Aim: Look through the data for the string "Form". Copy every line where it is found.

[Data records]
--*--

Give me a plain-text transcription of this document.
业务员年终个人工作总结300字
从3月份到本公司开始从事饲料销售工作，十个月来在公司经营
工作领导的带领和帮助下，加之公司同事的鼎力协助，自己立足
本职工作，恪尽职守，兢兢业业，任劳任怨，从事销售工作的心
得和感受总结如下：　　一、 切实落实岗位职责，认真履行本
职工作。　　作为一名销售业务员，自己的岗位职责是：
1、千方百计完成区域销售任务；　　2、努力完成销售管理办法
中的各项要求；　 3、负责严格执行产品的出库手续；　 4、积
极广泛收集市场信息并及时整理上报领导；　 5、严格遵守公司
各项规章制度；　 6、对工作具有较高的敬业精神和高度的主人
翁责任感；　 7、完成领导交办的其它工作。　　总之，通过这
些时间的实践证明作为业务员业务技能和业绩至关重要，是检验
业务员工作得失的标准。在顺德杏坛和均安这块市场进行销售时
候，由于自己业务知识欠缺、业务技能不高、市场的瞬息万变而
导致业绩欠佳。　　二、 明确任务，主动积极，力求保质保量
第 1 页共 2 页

--*--

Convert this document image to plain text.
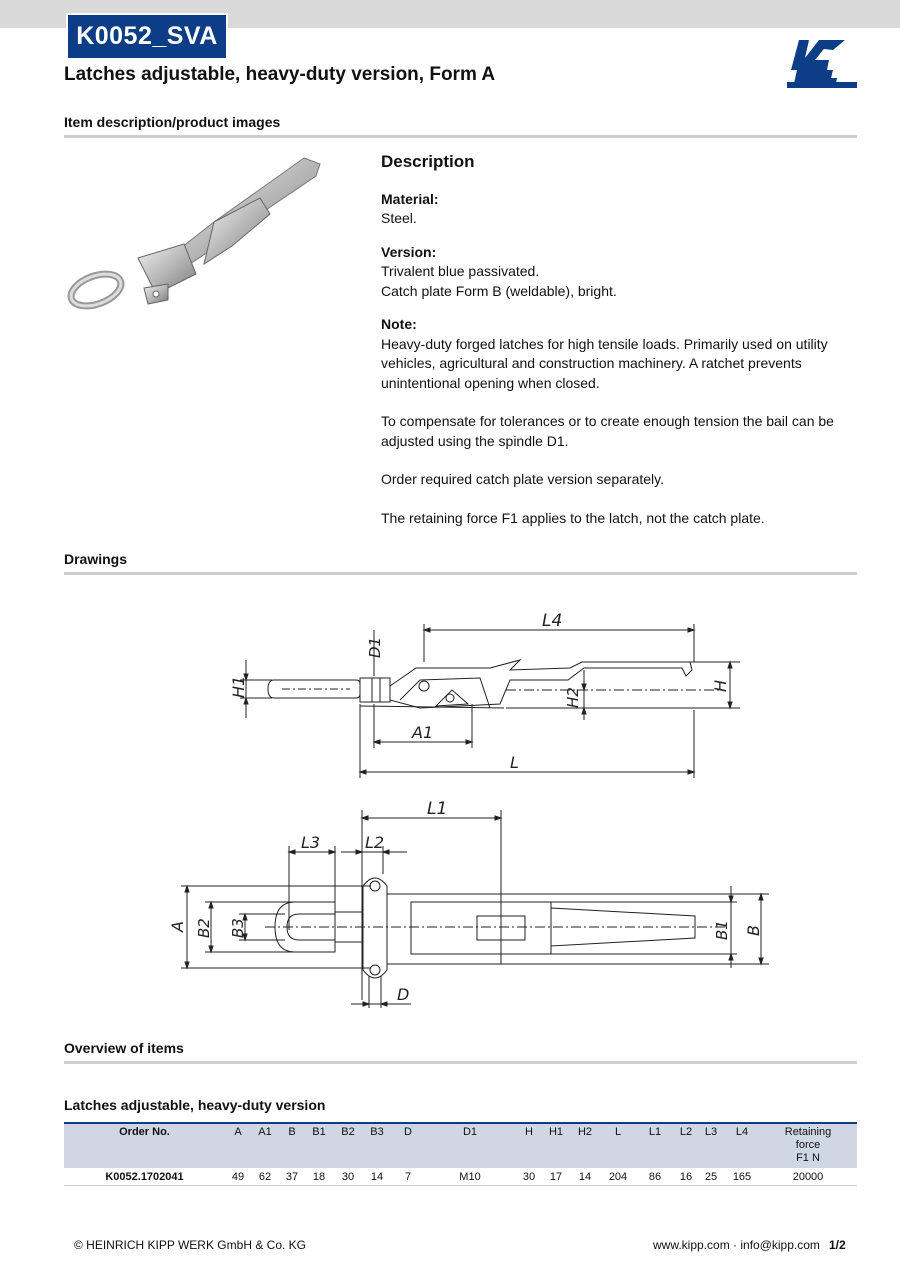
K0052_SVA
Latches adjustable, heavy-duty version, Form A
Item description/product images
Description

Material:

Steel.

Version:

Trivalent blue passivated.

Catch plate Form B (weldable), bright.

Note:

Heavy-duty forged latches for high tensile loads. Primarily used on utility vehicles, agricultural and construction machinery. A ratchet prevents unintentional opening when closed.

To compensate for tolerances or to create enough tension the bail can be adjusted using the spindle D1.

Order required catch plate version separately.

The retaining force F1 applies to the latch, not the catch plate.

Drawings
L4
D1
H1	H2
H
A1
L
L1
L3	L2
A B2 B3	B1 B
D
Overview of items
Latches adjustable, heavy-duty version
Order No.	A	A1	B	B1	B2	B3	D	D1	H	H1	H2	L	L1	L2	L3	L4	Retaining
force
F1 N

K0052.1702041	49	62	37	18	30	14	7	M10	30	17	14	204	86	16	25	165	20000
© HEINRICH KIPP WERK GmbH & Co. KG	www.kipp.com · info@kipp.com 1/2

--*--

Result of this task:
Latches adjustable, heavy-duty version, Form A
Catch plate Form B (weldable), bright.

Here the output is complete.